Problem requirements: Quote every line below exactly and skip any picture.

Dataset records:
— START —

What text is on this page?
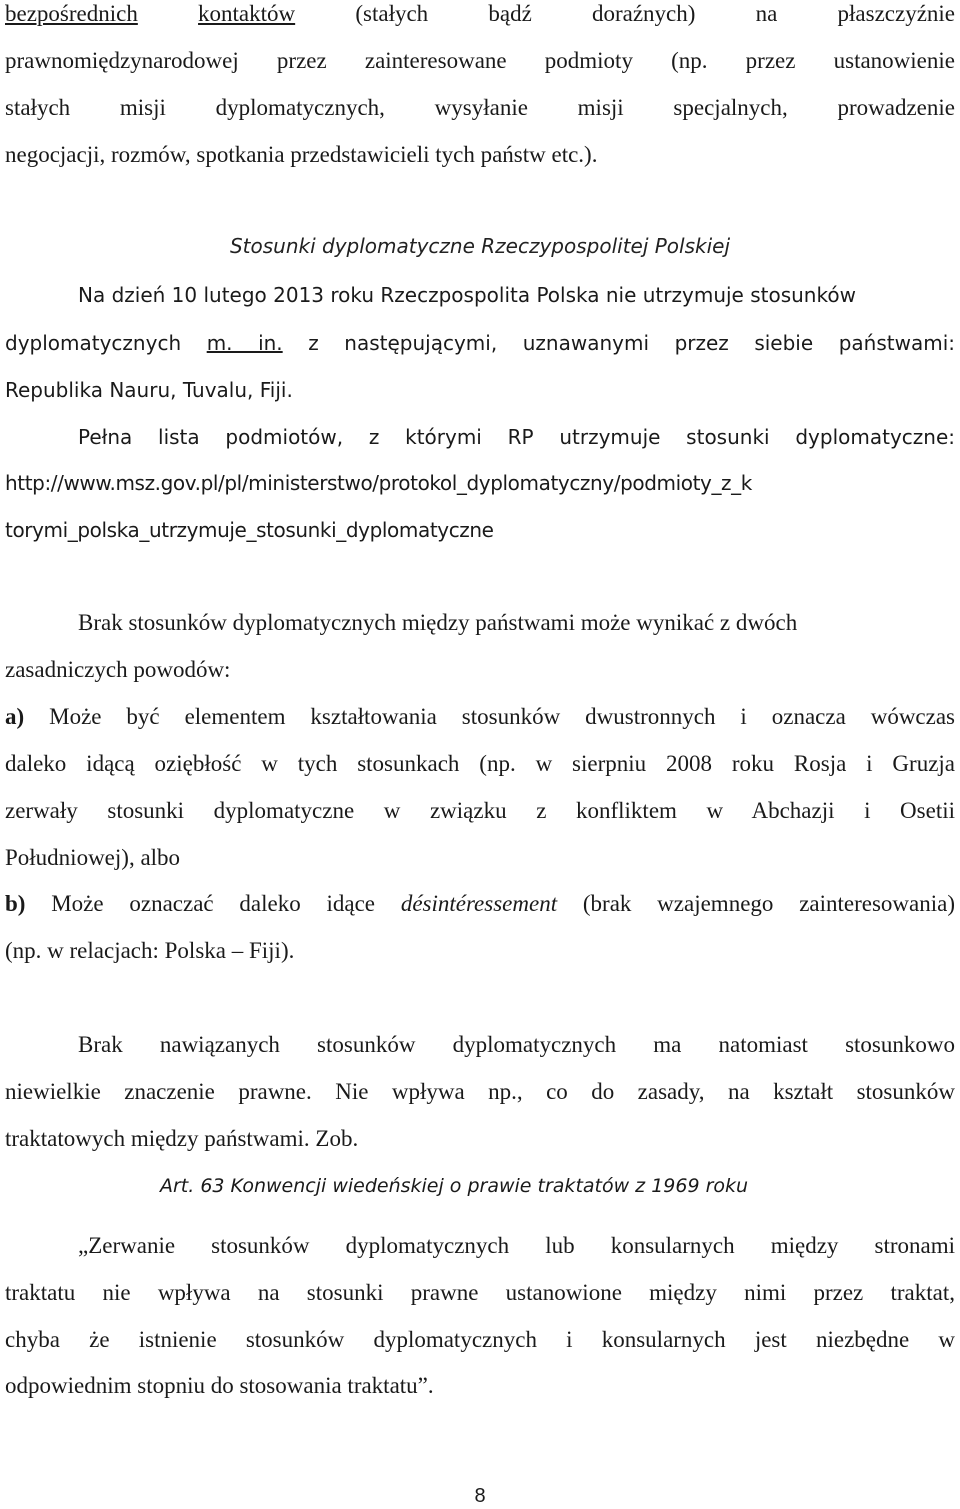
bezpośrednich	kontaktów	(stałych bądź doraźnych) na płaszczyźnie
prawnomiędzynarodowej przez zainteresowane podmioty (np. przez ustanowienie
stałych misji dyplomatycznych, wysyłanie misji specjalnych, prowadzenie
negocjacji, rozmów, spotkania przedstawicieli tych państw etc.).
Stosunki dyplomatyczne Rzeczypospolitej Polskiej
Na dzień 10 lutego 2013 roku Rzeczpospolita Polska nie utrzymuje stosunków
dyplomatycznych m. in. z następującymi, uznawanymi przez siebie państwami:
Republika Nauru, Tuvalu, Fiji.
Pełna lista podmiotów, z którymi RP utrzymuje stosunki dyplomatyczne:
http://www.msz.gov.pl/pl/ministerstwo/protokol_dyplomatyczny/podmioty_z_k
torymi_polska_utrzymuje_stosunki_dyplomatyczne
Brak stosunków dyplomatycznych między państwami może wynikać z dwóch
zasadniczych powodów:
a) Może być elementem kształtowania stosunków dwustronnych i oznacza wówczas
daleko idącą oziębłość w tych stosunkach (np. w sierpniu 2008 roku Rosja i Gruzja
zerwały stosunki dyplomatyczne w związku z konfliktem w Abchazji i Osetii
Południowej), albo
b) Może oznaczać daleko idące désintéressement (brak wzajemnego zainteresowania)
(np. w relacjach: Polska – Fiji).
Brak nawiązanych stosunków dyplomatycznych ma natomiast stosunkowo
niewielkie znaczenie prawne. Nie wpływa np., co do zasady, na kształt stosunków
traktatowych między państwami. Zob.
Art. 63 Konwencji wiedeńskiej o prawie traktatów z 1969 roku
„Zerwanie stosunków dyplomatycznych lub konsularnych między stronami
traktatu nie wpływa na stosunki prawne ustanowione między nimi przez traktat,
chyba że istnienie stosunków dyplomatycznych i konsularnych jest niezbędne w
odpowiednim stopniu do stosowania traktatu”.
8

— END —

Solved problem:
What text is on this page?
bezpośrednich	kontaktów	(stałych bądź doraźnych) na płaszczyźnie
prawnomiędzynarodowej przez zainteresowane podmioty (np. przez ustanowienie
stałych misji dyplomatycznych, wysyłanie misji specjalnych, prowadzenie
negocjacji, rozmów, spotkania przedstawicieli tych państw etc.).
Stosunki dyplomatyczne Rzeczypospolitej Polskiej
Na dzień 10 lutego 2013 roku Rzeczpospolita Polska nie utrzymuje stosunków
dyplomatycznych m. in. z następującymi, uznawanymi przez siebie państwami:
Republika Nauru, Tuvalu, Fiji.
Pełna lista podmiotów, z którymi RP utrzymuje stosunki dyplomatyczne:
http://www.msz.gov.pl/pl/ministerstwo/protokol_dyplomatyczny/podmioty_z_k
torymi_polska_utrzymuje_stosunki_dyplomatyczne
Brak stosunków dyplomatycznych między państwami może wynikać z dwóch
zasadniczych powodów:
a) Może być elementem kształtowania stosunków dwustronnych i oznacza wówczas
daleko idącą oziębłość w tych stosunkach (np. w sierpniu 2008 roku Rosja i Gruzja
zerwały stosunki dyplomatyczne w związku z konfliktem w Abchazji i Osetii
Południowej), albo
b) Może oznaczać daleko idące désintéressement (brak wzajemnego zainteresowania)
(np. w relacjach: Polska – Fiji).
Brak nawiązanych stosunków dyplomatycznych ma natomiast stosunkowo
niewielkie znaczenie prawne. Nie wpływa np., co do zasady, na kształt stosunków
traktatowych między państwami. Zob.
Art. 63 Konwencji wiedeńskiej o prawie traktatów z 1969 roku
„Zerwanie stosunków dyplomatycznych lub konsularnych między stronami
traktatu nie wpływa na stosunki prawne ustanowione między nimi przez traktat,
chyba że istnienie stosunków dyplomatycznych i konsularnych jest niezbędne w
odpowiednim stopniu do stosowania traktatu”.
8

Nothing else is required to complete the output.